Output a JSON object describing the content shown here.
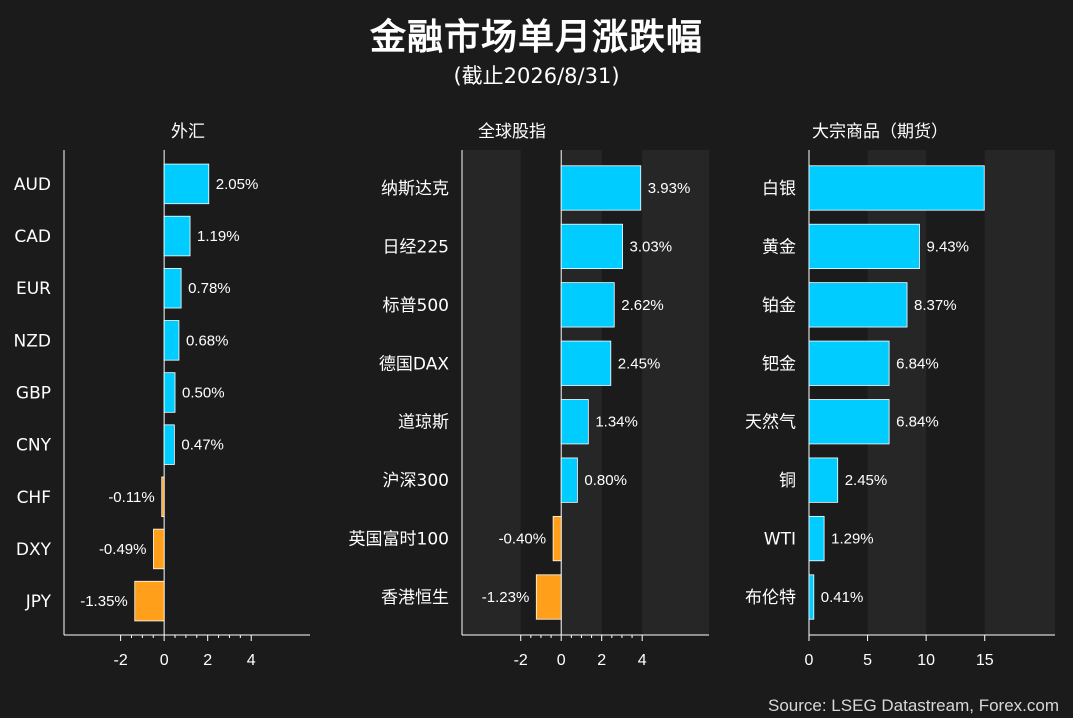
{
  "header": {
    "title": "金融市场单月涨跌幅",
    "subtitle": "(截止2026/8/31)"
  },
  "source": "Source: LSEG Datastream, Forex.com",
  "colors": {
    "positive": "#00ccff",
    "negative": "#ff9f1a",
    "background": "#1b1b1b",
    "stripe": "#262626"
  },
  "chart_data": [
    {
      "type": "bar",
      "orientation": "horizontal",
      "title": "外汇",
      "categories": [
        "AUD",
        "CAD",
        "EUR",
        "NZD",
        "GBP",
        "CNY",
        "CHF",
        "DXY",
        "JPY"
      ],
      "values": [
        2.05,
        1.19,
        0.78,
        0.68,
        0.5,
        0.47,
        -0.11,
        -0.49,
        -1.35
      ],
      "value_labels": [
        "2.05%",
        "1.19%",
        "0.78%",
        "0.68%",
        "0.50%",
        "0.47%",
        "-0.11%",
        "-0.49%",
        "-1.35%"
      ],
      "xticks": [
        -2,
        0,
        2,
        4
      ],
      "xlim": [
        -4.6,
        6.7
      ],
      "minor_ticks": true,
      "stripes": false
    },
    {
      "type": "bar",
      "orientation": "horizontal",
      "title": "全球股指",
      "categories": [
        "纳斯达克",
        "日经225",
        "标普500",
        "德国DAX",
        "道琼斯",
        "沪深300",
        "英国富时100",
        "香港恒生"
      ],
      "values": [
        3.93,
        3.03,
        2.62,
        2.45,
        1.34,
        0.8,
        -0.4,
        -1.23
      ],
      "value_labels": [
        "3.93%",
        "3.03%",
        "2.62%",
        "2.45%",
        "1.34%",
        "0.80%",
        "-0.40%",
        "-1.23%"
      ],
      "xticks": [
        -2,
        0,
        2,
        4
      ],
      "xlim": [
        -4.9,
        7.3
      ],
      "minor_ticks": true,
      "stripes": true
    },
    {
      "type": "bar",
      "orientation": "horizontal",
      "title": "大宗商品（期货）",
      "categories": [
        "白银",
        "黄金",
        "铂金",
        "钯金",
        "天然气",
        "铜",
        "WTI",
        "布伦特"
      ],
      "values": [
        14.96,
        9.43,
        8.37,
        6.84,
        6.84,
        2.45,
        1.29,
        0.41
      ],
      "value_labels": [
        "",
        "9.43%",
        "8.37%",
        "6.84%",
        "6.84%",
        "2.45%",
        "1.29%",
        "0.41%"
      ],
      "xticks": [
        0,
        5,
        10,
        15
      ],
      "xlim": [
        0,
        21
      ],
      "minor_ticks": false,
      "stripes": true
    }
  ]
}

__Brief__: Apart from the pictures, the entries above are to be repeated in full and exactly.

__Solution below__:
Output a JSON object describing the content shown here.
{
  "header": {
    "title": "金融市场单月涨跌幅",
    "subtitle": "(截止2026/8/31)"
  },
  "source": "Source: LSEG Datastream, Forex.com",
  "colors": {
    "positive": "#00ccff",
    "negative": "#ff9f1a",
    "background": "#1b1b1b",
    "stripe": "#262626"
  },
  "chart_data": [
    {
      "type": "bar",
      "orientation": "horizontal",
      "title": "外汇",
      "categories": [
        "AUD",
        "CAD",
        "EUR",
        "NZD",
        "GBP",
        "CNY",
        "CHF",
        "DXY",
        "JPY"
      ],
      "values": [
        2.05,
        1.19,
        0.78,
        0.68,
        0.5,
        0.47,
        -0.11,
        -0.49,
        -1.35
      ],
      "value_labels": [
        "2.05%",
        "1.19%",
        "0.78%",
        "0.68%",
        "0.50%",
        "0.47%",
        "-0.11%",
        "-0.49%",
        "-1.35%"
      ],
      "xticks": [
        -2,
        0,
        2,
        4
      ],
      "xlim": [
        -4.6,
        6.7
      ],
      "minor_ticks": true,
      "stripes": false
    },
    {
      "type": "bar",
      "orientation": "horizontal",
      "title": "全球股指",
      "categories": [
        "纳斯达克",
        "日经225",
        "标普500",
        "德国DAX",
        "道琼斯",
        "沪深300",
        "英国富时100",
        "香港恒生"
      ],
      "values": [
        3.93,
        3.03,
        2.62,
        2.45,
        1.34,
        0.8,
        -0.4,
        -1.23
      ],
      "value_labels": [
        "3.93%",
        "3.03%",
        "2.62%",
        "2.45%",
        "1.34%",
        "0.80%",
        "-0.40%",
        "-1.23%"
      ],
      "xticks": [
        -2,
        0,
        2,
        4
      ],
      "xlim": [
        -4.9,
        7.3
      ],
      "minor_ticks": true,
      "stripes": true
    },
    {
      "type": "bar",
      "orientation": "horizontal",
      "title": "大宗商品（期货）",
      "categories": [
        "白银",
        "黄金",
        "铂金",
        "钯金",
        "天然气",
        "铜",
        "WTI",
        "布伦特"
      ],
      "values": [
        14.96,
        9.43,
        8.37,
        6.84,
        6.84,
        2.45,
        1.29,
        0.41
      ],
      "value_labels": [
        "",
        "9.43%",
        "8.37%",
        "6.84%",
        "6.84%",
        "2.45%",
        "1.29%",
        "0.41%"
      ],
      "xticks": [
        0,
        5,
        10,
        15
      ],
      "xlim": [
        0,
        21
      ],
      "minor_ticks": false,
      "stripes": true
    }
  ]
}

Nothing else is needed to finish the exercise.